• What you will do:
Your task is to copy the listing exactly, with the pictures left out.

• Material to process:
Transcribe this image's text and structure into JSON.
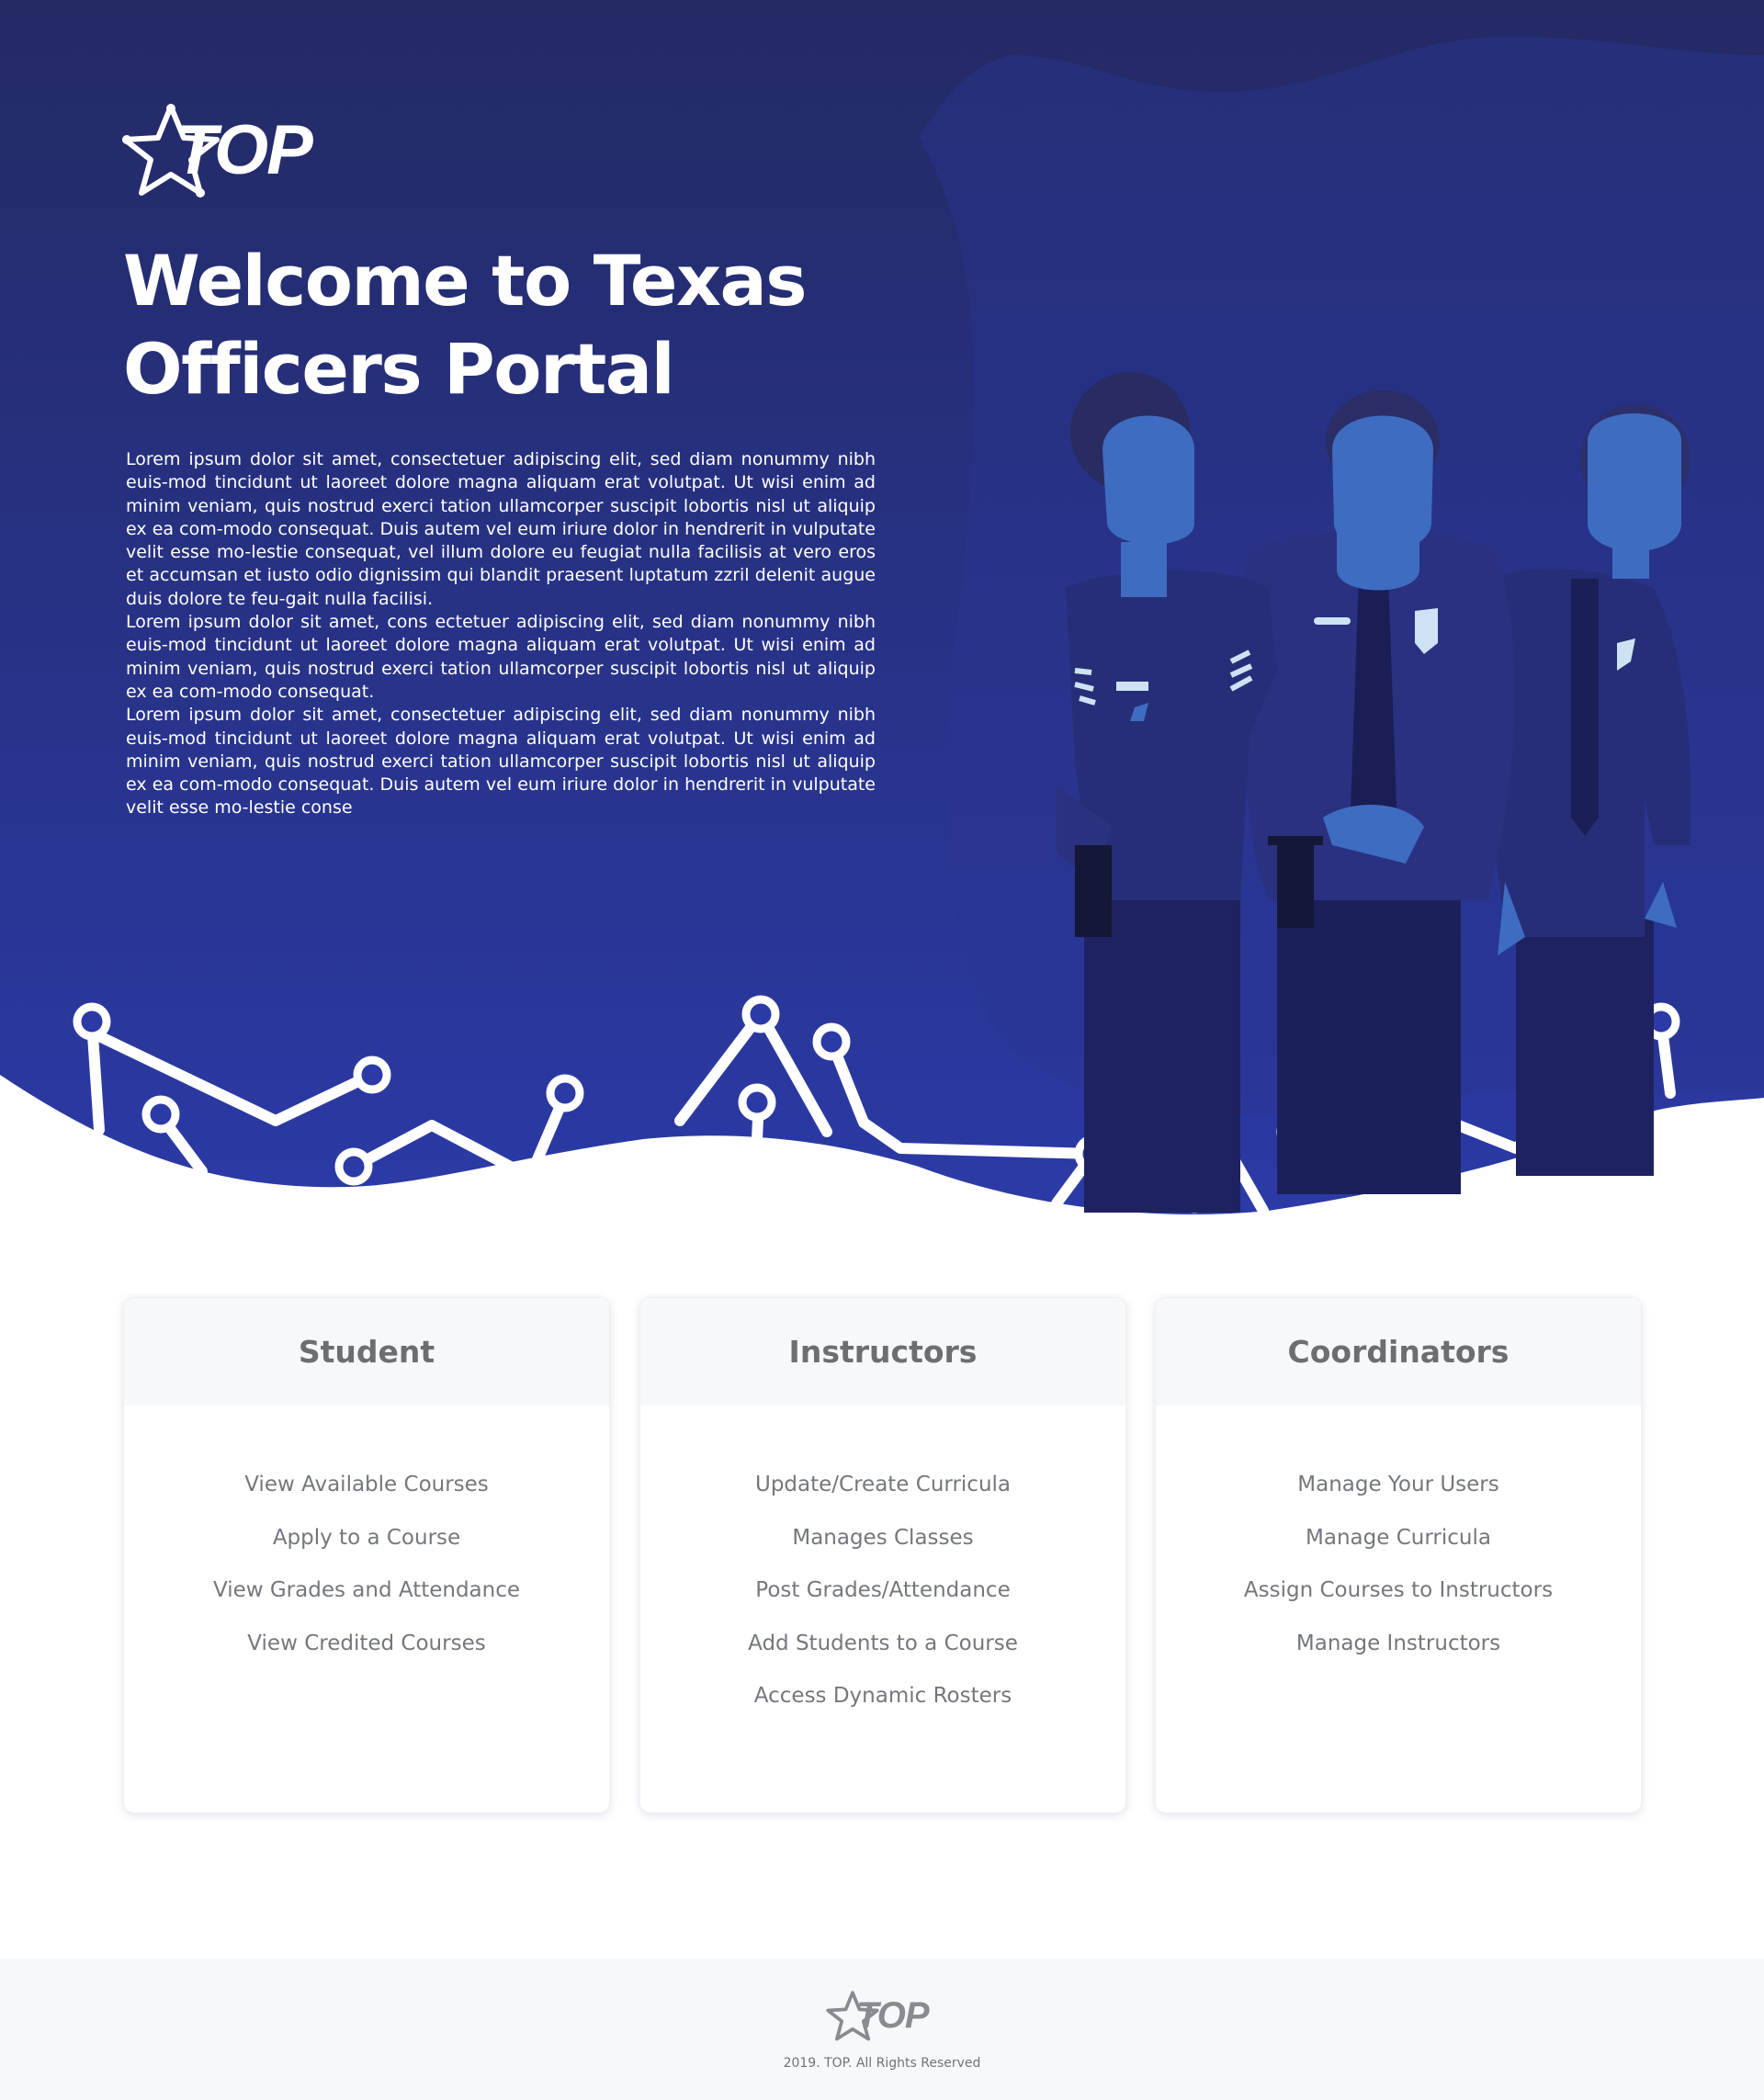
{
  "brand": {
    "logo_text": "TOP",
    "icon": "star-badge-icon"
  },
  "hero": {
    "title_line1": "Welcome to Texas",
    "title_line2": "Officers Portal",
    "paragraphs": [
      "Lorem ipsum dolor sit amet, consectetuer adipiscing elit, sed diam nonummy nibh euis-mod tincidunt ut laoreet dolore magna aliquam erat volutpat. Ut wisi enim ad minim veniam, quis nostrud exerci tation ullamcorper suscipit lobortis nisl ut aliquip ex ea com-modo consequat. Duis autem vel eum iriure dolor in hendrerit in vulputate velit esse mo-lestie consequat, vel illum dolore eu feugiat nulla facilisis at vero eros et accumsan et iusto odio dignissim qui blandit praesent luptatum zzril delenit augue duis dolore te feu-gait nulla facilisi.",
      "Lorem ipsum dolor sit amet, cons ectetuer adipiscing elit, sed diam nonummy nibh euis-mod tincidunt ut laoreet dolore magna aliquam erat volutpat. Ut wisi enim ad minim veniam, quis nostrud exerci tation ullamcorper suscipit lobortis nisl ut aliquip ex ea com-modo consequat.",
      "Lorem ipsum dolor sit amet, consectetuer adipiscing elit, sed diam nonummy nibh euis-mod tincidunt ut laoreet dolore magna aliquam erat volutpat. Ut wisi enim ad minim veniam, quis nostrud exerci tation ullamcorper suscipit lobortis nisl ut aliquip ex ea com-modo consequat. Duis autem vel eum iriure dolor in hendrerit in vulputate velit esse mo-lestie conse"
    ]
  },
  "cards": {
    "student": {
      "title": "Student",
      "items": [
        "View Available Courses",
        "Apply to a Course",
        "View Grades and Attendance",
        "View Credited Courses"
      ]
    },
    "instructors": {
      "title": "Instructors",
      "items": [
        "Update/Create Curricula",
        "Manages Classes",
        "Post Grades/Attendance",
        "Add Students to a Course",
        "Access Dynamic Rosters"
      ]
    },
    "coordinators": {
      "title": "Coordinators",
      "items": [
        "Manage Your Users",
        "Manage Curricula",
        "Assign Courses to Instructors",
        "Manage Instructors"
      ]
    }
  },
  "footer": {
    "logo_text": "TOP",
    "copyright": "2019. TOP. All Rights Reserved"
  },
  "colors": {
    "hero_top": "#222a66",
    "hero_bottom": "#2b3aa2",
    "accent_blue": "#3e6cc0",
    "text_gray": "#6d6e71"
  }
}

• Response to this exercise:
Transcribe this image's text and structure into JSON.
{
  "brand": {
    "logo_text": "TOP",
    "icon": "star-badge-icon"
  },
  "hero": {
    "title_line1": "Welcome to Texas",
    "title_line2": "Officers Portal",
    "paragraphs": [
      "Lorem ipsum dolor sit amet, consectetuer adipiscing elit, sed diam nonummy nibh euis-mod tincidunt ut laoreet dolore magna aliquam erat volutpat. Ut wisi enim ad minim veniam, quis nostrud exerci tation ullamcorper suscipit lobortis nisl ut aliquip ex ea com-modo consequat. Duis autem vel eum iriure dolor in hendrerit in vulputate velit esse mo-lestie consequat, vel illum dolore eu feugiat nulla facilisis at vero eros et accumsan et iusto odio dignissim qui blandit praesent luptatum zzril delenit augue duis dolore te feu-gait nulla facilisi.",
      "Lorem ipsum dolor sit amet, cons ectetuer adipiscing elit, sed diam nonummy nibh euis-mod tincidunt ut laoreet dolore magna aliquam erat volutpat. Ut wisi enim ad minim veniam, quis nostrud exerci tation ullamcorper suscipit lobortis nisl ut aliquip ex ea com-modo consequat.",
      "Lorem ipsum dolor sit amet, consectetuer adipiscing elit, sed diam nonummy nibh euis-mod tincidunt ut laoreet dolore magna aliquam erat volutpat. Ut wisi enim ad minim veniam, quis nostrud exerci tation ullamcorper suscipit lobortis nisl ut aliquip ex ea com-modo consequat. Duis autem vel eum iriure dolor in hendrerit in vulputate velit esse mo-lestie conse"
    ]
  },
  "cards": {
    "student": {
      "title": "Student",
      "items": [
        "View Available Courses",
        "Apply to a Course",
        "View Grades and Attendance",
        "View Credited Courses"
      ]
    },
    "instructors": {
      "title": "Instructors",
      "items": [
        "Update/Create Curricula",
        "Manages Classes",
        "Post Grades/Attendance",
        "Add Students to a Course",
        "Access Dynamic Rosters"
      ]
    },
    "coordinators": {
      "title": "Coordinators",
      "items": [
        "Manage Your Users",
        "Manage Curricula",
        "Assign Courses to Instructors",
        "Manage Instructors"
      ]
    }
  },
  "footer": {
    "logo_text": "TOP",
    "copyright": "2019. TOP. All Rights Reserved"
  },
  "colors": {
    "hero_top": "#222a66",
    "hero_bottom": "#2b3aa2",
    "accent_blue": "#3e6cc0",
    "text_gray": "#6d6e71"
  }
}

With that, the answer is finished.